Go through the entries below and pick out every line with "tevékenységi".

══ MATERIAL

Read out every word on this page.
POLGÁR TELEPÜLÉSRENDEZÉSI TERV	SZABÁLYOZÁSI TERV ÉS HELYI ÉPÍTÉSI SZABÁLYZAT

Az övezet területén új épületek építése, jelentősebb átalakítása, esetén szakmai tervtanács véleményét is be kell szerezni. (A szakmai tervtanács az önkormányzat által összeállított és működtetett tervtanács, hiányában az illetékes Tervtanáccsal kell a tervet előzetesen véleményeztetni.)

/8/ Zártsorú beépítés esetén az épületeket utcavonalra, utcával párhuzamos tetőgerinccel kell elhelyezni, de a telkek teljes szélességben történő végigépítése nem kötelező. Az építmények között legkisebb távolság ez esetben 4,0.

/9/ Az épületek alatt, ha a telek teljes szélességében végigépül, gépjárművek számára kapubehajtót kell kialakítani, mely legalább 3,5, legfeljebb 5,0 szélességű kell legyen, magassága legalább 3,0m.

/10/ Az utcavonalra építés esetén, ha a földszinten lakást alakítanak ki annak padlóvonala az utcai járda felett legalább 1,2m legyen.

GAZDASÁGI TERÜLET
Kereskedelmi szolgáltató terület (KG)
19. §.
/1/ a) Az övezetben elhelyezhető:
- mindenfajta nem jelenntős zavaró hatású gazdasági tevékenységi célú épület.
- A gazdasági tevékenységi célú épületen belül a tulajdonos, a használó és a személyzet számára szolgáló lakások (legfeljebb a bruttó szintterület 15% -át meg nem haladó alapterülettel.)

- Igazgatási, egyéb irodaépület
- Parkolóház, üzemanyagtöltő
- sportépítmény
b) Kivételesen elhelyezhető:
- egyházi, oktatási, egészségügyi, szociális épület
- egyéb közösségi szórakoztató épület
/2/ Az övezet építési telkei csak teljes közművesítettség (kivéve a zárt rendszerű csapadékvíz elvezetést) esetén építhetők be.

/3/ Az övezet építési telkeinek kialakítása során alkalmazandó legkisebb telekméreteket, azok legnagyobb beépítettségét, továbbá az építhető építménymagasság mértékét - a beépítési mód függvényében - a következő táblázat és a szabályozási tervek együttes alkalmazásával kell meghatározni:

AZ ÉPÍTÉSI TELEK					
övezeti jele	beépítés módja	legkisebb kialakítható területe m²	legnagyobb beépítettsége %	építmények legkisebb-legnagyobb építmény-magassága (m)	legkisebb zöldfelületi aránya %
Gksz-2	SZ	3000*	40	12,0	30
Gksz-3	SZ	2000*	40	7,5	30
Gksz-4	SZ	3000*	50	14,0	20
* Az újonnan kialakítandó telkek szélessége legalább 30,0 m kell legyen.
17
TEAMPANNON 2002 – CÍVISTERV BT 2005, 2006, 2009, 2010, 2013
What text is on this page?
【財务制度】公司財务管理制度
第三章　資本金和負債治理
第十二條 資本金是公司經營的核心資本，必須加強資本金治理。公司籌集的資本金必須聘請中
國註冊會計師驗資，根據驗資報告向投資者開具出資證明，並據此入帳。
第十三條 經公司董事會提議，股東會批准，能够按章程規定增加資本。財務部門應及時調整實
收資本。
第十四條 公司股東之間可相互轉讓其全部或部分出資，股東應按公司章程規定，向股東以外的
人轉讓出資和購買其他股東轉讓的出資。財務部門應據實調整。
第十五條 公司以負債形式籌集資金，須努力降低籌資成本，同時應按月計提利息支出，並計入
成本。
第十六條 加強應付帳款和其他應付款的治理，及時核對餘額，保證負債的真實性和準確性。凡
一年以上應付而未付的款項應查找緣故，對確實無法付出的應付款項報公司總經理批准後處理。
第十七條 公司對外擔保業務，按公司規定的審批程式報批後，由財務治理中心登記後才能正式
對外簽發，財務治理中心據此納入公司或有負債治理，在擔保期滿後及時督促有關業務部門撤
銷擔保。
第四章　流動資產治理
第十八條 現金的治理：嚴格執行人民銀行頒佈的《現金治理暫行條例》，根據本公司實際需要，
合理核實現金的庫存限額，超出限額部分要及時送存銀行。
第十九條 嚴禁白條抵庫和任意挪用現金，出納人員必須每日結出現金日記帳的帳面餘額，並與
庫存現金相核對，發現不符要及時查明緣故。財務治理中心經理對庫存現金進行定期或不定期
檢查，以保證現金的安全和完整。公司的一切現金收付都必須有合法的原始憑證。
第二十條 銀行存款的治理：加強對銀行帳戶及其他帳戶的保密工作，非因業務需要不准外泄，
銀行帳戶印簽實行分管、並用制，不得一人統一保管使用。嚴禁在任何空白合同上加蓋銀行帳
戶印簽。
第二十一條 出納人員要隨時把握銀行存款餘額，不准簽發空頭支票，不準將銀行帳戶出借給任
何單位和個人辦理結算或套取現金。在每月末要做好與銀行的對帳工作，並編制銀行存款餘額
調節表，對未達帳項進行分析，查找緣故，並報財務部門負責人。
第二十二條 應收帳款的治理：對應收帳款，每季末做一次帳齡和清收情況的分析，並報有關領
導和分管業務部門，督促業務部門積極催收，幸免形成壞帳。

════

▸ RESPONSE TO THE TASK
- mindenfajta nem jelenntős zavaró hatású gazdasági tevékenységi célú épület.
- A gazdasági tevékenységi célú épületen belül a tulajdonos, a használó és a személyzet számára szolgáló lakások (legfeljebb a bruttó szintterület 15% -át meg nem haladó alapterülettel.)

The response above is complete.